### Problem details
Which lines in the records below contain the word "Five"? Copy each one out.

*-*-*

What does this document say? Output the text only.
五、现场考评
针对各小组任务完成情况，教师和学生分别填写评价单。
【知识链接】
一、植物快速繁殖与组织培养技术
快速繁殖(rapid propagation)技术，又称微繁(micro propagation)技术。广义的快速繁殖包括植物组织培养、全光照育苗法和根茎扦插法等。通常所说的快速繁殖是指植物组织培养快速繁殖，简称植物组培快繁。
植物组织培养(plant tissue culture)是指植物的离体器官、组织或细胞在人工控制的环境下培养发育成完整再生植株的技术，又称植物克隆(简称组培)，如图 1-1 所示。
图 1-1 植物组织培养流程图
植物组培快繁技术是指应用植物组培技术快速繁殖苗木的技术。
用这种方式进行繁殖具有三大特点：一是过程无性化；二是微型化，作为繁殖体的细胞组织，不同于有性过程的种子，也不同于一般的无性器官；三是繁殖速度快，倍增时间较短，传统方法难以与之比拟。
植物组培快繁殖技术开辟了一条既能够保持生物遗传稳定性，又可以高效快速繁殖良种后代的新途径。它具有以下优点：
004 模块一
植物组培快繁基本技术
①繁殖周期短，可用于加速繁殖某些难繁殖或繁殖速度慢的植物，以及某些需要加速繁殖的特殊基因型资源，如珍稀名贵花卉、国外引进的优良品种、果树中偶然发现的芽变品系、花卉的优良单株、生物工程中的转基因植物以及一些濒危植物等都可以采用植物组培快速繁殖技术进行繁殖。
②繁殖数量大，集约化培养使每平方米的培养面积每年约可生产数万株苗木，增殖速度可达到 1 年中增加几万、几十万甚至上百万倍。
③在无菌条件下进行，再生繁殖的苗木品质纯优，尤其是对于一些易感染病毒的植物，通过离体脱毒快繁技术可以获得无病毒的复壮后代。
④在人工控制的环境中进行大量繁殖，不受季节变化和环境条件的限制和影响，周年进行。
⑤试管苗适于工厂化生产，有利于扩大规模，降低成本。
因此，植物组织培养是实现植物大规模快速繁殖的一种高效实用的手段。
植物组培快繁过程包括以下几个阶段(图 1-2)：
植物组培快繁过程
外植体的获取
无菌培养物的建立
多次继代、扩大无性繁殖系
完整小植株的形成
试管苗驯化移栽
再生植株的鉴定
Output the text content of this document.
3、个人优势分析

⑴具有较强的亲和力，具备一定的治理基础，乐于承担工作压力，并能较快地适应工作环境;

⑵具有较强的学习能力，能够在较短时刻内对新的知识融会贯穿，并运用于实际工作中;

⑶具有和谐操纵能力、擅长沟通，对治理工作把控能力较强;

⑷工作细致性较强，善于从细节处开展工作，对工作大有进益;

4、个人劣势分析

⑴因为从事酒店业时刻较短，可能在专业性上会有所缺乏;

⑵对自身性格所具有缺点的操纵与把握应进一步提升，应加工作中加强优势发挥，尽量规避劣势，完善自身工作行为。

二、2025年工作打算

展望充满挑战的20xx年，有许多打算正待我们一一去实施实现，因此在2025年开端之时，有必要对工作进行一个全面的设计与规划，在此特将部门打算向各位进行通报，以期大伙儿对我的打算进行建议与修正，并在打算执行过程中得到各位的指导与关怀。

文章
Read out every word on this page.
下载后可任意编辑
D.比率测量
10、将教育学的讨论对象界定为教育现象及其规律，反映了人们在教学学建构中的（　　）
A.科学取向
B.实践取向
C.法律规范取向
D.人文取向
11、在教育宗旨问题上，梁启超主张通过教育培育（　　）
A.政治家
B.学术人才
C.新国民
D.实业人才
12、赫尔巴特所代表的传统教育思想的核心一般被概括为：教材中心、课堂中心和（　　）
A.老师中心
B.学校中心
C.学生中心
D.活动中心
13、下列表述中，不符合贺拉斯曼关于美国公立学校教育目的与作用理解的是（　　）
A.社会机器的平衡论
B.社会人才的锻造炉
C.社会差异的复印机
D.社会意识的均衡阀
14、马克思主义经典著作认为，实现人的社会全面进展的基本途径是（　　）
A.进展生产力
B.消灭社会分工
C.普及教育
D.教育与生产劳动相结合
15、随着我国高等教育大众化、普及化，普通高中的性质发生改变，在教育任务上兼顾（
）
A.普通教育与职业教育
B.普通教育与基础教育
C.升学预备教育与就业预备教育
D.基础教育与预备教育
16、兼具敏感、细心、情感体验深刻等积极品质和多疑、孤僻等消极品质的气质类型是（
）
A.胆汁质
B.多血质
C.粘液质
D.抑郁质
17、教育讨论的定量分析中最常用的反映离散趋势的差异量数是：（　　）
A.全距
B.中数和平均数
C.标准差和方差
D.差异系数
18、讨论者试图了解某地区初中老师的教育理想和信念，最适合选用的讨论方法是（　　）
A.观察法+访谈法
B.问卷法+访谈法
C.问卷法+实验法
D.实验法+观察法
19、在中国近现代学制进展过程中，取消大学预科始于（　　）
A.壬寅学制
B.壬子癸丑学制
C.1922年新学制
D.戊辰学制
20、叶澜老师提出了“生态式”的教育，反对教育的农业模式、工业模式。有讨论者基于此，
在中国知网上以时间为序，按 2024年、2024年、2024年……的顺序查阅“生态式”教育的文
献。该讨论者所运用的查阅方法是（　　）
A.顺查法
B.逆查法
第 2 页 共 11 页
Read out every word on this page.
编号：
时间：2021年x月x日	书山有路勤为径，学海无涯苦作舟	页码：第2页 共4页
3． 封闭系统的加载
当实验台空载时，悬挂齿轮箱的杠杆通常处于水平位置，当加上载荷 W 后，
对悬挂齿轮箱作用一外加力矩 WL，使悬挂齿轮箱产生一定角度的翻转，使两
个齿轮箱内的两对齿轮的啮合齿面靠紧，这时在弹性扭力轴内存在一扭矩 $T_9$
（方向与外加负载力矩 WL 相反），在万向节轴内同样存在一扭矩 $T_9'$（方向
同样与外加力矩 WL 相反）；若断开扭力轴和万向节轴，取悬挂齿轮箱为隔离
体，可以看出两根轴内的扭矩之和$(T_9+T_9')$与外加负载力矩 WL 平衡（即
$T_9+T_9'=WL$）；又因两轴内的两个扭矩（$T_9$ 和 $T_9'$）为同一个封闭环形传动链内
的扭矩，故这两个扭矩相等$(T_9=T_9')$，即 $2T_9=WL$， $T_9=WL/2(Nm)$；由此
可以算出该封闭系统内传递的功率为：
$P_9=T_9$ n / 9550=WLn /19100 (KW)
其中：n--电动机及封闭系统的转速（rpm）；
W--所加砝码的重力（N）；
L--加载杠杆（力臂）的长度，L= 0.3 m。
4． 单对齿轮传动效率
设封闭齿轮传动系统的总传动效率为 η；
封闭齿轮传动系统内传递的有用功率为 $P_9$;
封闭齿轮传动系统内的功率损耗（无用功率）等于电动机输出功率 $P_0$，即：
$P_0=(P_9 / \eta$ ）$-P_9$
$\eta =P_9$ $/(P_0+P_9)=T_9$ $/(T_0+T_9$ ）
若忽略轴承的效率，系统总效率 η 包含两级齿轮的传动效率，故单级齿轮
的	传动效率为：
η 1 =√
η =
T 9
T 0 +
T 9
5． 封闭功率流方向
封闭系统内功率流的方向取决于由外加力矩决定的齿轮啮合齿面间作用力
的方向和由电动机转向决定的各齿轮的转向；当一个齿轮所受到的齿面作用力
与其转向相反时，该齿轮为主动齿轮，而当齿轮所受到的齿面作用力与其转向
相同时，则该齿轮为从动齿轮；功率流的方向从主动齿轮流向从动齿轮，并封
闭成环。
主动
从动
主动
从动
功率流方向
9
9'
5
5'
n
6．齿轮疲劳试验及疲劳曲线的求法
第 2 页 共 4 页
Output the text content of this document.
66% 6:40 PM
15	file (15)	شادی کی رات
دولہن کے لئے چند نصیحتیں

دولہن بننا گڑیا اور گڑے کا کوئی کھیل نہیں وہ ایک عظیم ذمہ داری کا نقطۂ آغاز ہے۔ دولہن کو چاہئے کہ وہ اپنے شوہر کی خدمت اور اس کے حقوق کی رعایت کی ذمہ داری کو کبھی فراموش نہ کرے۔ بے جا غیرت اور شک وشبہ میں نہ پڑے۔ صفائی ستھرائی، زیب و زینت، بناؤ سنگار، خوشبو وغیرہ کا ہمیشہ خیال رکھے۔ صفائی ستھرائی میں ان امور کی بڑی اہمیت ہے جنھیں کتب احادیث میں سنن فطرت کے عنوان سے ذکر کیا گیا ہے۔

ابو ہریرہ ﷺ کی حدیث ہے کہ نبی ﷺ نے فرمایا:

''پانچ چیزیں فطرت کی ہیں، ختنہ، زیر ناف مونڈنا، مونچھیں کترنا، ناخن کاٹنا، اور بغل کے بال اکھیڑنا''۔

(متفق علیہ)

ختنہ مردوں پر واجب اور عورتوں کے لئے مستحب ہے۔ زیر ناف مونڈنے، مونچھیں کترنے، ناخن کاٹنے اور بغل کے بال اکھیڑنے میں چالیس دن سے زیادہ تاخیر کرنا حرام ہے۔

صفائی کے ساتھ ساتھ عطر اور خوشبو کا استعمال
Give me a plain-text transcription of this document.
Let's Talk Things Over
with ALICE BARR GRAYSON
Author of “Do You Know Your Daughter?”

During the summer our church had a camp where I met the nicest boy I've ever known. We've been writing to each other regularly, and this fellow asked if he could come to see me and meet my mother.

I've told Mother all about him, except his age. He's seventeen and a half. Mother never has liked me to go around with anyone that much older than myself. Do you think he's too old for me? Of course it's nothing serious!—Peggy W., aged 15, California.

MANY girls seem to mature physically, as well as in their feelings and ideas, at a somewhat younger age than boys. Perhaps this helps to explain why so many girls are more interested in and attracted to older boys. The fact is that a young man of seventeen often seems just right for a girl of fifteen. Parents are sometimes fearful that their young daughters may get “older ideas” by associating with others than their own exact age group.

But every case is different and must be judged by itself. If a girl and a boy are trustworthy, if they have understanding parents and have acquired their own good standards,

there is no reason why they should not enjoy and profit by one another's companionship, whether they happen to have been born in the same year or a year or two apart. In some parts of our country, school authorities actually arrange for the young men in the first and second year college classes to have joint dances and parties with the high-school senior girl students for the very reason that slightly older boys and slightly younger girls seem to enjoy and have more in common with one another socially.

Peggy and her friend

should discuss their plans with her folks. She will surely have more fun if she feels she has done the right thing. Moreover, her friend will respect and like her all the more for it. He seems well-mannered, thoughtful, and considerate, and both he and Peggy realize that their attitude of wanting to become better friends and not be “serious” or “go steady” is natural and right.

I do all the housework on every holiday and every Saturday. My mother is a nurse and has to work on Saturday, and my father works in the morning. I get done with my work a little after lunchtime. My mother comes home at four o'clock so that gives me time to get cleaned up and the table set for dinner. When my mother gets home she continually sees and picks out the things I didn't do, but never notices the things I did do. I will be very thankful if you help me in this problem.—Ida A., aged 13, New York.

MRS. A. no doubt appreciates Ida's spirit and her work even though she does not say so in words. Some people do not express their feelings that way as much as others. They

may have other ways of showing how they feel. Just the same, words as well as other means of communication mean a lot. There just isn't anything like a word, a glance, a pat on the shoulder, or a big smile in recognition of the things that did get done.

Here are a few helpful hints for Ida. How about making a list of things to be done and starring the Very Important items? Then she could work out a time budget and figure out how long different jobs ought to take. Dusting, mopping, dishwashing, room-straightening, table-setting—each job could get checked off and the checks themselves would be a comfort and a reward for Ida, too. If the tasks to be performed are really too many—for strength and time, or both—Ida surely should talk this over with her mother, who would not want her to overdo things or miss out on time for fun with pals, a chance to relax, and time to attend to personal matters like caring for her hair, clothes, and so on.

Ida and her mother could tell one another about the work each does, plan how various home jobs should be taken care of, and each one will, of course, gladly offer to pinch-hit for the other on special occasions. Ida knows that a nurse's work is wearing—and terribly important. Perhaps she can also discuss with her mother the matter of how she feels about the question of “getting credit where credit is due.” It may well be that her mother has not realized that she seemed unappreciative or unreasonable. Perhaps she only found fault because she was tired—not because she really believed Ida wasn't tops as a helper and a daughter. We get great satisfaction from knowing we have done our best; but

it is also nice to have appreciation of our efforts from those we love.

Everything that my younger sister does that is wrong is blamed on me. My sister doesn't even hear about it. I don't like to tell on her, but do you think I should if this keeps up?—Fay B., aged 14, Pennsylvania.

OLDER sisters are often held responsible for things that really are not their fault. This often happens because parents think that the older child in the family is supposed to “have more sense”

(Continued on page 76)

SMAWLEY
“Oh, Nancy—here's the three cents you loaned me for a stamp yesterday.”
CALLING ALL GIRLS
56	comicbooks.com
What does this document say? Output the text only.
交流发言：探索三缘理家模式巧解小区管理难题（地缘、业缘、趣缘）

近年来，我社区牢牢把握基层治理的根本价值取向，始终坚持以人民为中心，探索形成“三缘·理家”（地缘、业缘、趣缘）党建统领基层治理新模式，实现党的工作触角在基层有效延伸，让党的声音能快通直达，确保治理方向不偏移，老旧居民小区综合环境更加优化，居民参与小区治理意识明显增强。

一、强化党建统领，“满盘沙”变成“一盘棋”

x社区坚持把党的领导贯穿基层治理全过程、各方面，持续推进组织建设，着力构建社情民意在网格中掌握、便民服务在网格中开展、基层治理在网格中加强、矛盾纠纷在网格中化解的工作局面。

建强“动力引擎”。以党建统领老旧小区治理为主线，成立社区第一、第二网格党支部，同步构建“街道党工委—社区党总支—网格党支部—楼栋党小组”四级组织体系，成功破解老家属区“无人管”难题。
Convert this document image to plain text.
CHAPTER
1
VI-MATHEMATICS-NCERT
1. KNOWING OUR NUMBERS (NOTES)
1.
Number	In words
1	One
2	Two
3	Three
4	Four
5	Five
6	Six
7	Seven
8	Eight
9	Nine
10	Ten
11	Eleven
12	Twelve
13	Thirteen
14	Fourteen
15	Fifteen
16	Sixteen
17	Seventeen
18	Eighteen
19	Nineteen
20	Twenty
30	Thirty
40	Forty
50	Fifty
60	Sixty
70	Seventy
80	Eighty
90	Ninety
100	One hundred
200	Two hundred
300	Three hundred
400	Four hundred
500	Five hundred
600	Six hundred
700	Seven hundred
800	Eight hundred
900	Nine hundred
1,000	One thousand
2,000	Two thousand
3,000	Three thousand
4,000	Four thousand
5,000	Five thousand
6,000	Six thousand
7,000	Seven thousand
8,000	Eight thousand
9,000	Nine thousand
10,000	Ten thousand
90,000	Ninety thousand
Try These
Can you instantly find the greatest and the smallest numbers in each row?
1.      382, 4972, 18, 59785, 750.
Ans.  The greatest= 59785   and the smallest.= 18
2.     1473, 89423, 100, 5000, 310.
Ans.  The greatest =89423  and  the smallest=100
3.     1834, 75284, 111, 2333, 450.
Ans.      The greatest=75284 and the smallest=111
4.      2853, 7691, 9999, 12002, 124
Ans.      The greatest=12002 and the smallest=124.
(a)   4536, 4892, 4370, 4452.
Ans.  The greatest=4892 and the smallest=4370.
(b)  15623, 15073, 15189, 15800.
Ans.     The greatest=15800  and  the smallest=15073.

*-*-*

### Result for this exercise
5	Five
500	Five hundred
5,000	Five thousand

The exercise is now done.